• UK Training

    Volunteers and fellows from all around the UK are offered the opportunity to undertake a 3-day residential training scheme in Global EM. This course encompasses an introduction to our projects but also to the broader scope of emergency medicine around the world. Participants learn how to stay safe in unfamiliar and remote environments, considerations for practising medicine safely and ethically in resource limited settings and how to develop a project, provide education and build partnerships in GEM in a safe and sustainable manner. The course incorporates didactic sessions, tabletop exercises and practical sessions and is run by a team of senior clinicians with a wide range of Global EM experience as well as by recent fellows providing their up-to-date insights from the field.

  • Overseas Training

    Teams of medical, nursing and allied health volunteers travel regularly to engage in reciprocal learning weeks within Nanyuki hospital and the local communities. Teams engage in sharing knowledge and practice, such that ideas and developments can be improve patient care for both partners. Deployments have involved demonstrations of simulation, discussion groups and skills stations as learning techniques, with recent atopics including basic life support training, ECG use, medical emergencies and first aid. Both partners support formal formal training courses such as EMKF's TECC based on local Emergency Medicine Foundation Kenya guidelines. Dharura recognises that the emergency care system requires engagement with local communities beyond clinical healthcare staff, and our education session often involve non-clinical community members.

  • Reciprocal Visits

    We support teams of nursing and allied health staff from Kenya to come to the UK for a week long visit to gain an understanding of how EM and healthcare in general functions in the UK. The aim is to start providing an introduction into how we approach leadership in EM and quality improvement within the health service.

Work task A:
Answer each question from the training page, one line per answer, marked as the questions are.
(i) How many days does the residential training scheme in Global EM last?
(ii) Within which hospital do the overseas volunteer teams hold reciprocal learning weeks?
(iii) How long is the visit to the UK made by nursing and allied health staff from Kenya?
Work task B:
Name every recent topic of the overseas deployments that the training page mentions.
Work task C:
Retype the part of the training page from "We support teams" to "the health service.".

Data provided:
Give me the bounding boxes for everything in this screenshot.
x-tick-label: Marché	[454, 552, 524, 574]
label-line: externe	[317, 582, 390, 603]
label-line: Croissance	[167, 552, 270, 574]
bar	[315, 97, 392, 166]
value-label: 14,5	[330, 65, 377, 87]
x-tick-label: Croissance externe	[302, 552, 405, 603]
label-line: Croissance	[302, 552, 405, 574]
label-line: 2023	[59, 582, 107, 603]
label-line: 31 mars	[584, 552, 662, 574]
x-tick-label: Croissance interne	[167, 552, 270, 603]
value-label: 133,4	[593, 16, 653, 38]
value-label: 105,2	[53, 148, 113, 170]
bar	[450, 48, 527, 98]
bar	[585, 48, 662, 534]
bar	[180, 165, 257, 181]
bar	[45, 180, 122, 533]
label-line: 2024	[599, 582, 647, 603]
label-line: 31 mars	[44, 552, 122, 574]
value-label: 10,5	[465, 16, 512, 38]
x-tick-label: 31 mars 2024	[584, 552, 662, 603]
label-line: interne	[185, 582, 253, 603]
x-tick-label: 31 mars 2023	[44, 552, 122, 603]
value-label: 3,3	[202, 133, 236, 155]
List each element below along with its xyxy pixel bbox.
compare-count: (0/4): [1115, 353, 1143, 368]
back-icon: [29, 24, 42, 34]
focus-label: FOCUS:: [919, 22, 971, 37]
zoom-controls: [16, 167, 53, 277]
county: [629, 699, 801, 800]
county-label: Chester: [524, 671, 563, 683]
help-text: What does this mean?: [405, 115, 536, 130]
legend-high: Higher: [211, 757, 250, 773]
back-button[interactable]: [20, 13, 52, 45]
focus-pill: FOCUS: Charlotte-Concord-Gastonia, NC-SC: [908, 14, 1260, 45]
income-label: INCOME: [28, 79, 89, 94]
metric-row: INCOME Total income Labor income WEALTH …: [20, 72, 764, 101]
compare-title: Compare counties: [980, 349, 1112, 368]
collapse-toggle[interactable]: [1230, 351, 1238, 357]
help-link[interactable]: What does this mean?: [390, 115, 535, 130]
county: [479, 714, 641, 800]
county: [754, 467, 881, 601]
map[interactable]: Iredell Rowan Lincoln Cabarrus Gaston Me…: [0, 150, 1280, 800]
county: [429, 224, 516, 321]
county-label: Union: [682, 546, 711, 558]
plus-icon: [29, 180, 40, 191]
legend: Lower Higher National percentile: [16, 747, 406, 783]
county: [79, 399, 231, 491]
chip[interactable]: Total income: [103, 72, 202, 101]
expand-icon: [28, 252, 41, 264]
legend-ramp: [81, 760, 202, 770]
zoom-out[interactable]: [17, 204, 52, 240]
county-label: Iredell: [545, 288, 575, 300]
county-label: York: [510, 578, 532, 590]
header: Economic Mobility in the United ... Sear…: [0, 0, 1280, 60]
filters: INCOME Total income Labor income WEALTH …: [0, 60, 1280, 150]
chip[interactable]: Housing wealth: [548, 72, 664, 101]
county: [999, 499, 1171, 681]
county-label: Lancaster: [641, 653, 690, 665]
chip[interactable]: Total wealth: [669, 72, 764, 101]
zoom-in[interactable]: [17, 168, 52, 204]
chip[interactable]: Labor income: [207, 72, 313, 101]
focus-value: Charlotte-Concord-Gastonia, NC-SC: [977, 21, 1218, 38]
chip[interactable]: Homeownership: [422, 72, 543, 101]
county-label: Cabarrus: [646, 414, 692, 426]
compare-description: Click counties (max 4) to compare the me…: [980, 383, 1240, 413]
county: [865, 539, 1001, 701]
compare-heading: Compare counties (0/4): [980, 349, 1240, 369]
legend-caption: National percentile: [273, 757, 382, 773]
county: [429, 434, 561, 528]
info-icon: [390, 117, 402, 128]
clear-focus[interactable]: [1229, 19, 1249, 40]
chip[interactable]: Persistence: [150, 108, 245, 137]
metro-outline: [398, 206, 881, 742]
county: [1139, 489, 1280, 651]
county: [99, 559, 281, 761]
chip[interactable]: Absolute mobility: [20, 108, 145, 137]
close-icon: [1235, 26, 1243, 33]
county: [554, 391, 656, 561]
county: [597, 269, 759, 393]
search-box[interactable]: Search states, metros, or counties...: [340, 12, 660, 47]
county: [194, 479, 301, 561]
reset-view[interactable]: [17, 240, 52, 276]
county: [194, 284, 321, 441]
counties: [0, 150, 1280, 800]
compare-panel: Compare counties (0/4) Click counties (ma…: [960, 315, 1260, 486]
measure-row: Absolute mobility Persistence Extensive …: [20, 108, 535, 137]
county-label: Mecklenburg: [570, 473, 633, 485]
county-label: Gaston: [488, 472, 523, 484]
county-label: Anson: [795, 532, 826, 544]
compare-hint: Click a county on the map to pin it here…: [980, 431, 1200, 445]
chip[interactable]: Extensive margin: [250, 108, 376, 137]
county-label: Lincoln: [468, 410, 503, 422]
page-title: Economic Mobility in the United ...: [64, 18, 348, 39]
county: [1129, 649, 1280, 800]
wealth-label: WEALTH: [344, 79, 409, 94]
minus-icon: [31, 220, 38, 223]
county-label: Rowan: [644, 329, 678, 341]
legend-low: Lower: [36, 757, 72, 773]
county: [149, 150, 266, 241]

Exercise result A:
(i) 3 days
(ii) Nanyuki hospital
(iii) A week

Exercise result B:
Basic life support training, ECG use, medical emergencies, first aid

Exercise result C:
We support teams of nursing and allied health staff from Kenya to come to the UK for a week long visit to gain an understanding of how EM and healthcare in general functions in the UK. The aim is to start providing an introduction into how we approach leadership in EM and quality improvement within the health service.